Using the text on exam score trends, decide whether each statement agrees with it: (a) the professor gives three exams during the term; (b) the professor hopes average scores follow a quadratic trend; (c) the final exam tends to be easier than the midterms. Answer each with yes or no and quote the deciding words of the text.

### Text block
····················

A professor is interested in the pattern that average scores on the three exams that they give in their course follow. The professor gives three exams throughout the term: midterm 1, midterm 2, and a final exam. The professor hopes that scores on the exams follow a linear trend such that average scores improve on every successive exam. However, it’s also possible that the pattern of average scores could follow a quadratic trend such that scores could initially improve from midterm 1 to midterm 2, but then worsen on the final exam since the final exam tends to be more difficult than either midterm.
For this scenario, we’re going to test whether a linear or a
quadratic trend significantly fits the pattern in the data. The data can
be imported from the examscores.csv file on Canvas.

····················

### Given records
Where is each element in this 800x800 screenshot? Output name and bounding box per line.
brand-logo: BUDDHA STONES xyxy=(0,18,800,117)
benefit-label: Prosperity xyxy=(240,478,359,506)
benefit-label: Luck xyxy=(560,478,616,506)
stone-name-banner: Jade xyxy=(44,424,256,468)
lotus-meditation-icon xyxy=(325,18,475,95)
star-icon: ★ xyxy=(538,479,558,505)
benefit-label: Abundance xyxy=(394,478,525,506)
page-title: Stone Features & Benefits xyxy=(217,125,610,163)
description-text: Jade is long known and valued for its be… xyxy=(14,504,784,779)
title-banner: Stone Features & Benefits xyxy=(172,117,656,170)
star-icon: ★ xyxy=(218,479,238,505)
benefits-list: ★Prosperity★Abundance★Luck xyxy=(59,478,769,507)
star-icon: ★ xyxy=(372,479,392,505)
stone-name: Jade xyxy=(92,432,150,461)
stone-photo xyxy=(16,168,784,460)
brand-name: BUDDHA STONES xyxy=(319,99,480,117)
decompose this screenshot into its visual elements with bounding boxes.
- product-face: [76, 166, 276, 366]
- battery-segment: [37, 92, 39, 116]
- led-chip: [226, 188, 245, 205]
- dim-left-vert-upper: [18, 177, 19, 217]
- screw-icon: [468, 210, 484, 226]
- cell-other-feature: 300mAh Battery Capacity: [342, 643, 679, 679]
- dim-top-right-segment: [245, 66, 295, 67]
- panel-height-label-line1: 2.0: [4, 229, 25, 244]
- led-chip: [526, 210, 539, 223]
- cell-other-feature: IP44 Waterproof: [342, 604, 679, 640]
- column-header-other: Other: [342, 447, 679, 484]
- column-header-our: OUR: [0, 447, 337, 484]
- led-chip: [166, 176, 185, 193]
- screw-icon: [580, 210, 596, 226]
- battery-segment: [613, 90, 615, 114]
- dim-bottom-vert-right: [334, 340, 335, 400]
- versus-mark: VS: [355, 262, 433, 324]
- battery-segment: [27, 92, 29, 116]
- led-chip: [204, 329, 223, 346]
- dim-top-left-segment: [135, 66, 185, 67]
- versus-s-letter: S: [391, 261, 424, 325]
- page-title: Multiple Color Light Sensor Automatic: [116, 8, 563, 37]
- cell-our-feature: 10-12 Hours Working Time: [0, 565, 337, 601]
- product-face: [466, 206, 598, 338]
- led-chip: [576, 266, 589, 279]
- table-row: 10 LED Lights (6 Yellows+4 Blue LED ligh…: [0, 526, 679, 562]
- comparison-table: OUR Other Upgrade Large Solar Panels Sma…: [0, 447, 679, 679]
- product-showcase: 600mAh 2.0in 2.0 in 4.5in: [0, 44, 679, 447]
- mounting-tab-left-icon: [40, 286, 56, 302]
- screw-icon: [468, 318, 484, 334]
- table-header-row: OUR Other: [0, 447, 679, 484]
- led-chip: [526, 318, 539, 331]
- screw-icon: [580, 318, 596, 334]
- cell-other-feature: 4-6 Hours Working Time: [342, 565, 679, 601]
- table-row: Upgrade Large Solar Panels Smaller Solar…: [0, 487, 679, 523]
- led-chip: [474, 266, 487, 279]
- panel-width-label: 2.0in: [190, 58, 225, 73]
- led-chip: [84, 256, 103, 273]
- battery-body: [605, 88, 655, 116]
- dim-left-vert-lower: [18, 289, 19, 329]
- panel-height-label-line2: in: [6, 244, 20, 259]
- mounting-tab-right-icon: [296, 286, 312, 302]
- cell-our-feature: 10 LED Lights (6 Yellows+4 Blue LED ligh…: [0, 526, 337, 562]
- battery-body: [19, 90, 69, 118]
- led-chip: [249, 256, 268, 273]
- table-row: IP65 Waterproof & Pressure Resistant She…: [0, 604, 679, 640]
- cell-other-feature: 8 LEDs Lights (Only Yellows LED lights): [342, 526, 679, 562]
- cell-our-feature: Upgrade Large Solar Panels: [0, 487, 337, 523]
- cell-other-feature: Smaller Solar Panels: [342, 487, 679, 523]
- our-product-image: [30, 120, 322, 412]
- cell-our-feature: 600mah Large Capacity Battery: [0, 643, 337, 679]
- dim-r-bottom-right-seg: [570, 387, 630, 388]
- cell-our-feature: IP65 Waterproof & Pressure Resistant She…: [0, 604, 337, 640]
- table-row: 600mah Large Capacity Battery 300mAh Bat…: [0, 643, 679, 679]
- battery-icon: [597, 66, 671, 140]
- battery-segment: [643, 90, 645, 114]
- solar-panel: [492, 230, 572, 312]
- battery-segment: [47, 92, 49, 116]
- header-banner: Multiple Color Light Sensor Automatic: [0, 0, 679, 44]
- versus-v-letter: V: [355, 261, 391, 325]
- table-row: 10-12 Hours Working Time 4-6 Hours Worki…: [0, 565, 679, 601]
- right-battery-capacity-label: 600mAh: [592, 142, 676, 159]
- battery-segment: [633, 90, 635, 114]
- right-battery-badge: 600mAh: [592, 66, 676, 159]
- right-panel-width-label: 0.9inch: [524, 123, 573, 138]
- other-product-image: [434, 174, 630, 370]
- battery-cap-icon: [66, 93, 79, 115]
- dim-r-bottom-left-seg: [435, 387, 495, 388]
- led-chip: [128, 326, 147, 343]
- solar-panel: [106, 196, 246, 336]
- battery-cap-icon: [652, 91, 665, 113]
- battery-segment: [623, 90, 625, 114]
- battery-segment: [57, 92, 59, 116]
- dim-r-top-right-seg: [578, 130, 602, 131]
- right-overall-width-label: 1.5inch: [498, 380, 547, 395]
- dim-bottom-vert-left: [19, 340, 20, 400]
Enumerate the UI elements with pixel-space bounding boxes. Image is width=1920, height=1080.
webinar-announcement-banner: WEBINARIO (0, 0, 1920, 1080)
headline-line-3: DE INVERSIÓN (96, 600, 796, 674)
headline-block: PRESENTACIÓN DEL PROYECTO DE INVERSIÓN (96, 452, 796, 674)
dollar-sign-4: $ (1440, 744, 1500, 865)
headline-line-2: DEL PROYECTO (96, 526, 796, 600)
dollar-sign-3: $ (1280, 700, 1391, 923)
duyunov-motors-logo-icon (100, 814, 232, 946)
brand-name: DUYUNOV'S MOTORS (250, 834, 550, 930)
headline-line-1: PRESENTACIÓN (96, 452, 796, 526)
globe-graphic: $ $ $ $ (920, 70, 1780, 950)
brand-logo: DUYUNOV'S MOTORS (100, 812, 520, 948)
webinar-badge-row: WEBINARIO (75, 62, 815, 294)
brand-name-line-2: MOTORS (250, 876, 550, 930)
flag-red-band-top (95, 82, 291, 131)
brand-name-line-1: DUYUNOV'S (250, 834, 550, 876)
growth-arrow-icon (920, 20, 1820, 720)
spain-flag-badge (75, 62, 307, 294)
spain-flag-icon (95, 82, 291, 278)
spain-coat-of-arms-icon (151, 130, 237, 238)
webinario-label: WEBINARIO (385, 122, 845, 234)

····················

### Response to the exercise
(a) Yes: "The professor gives three exams throughout the term"
(b) No: "The professor hopes that scores on the exams follow a linear trend"
(c) No: "the final exam tends to be more difficult than either midterm"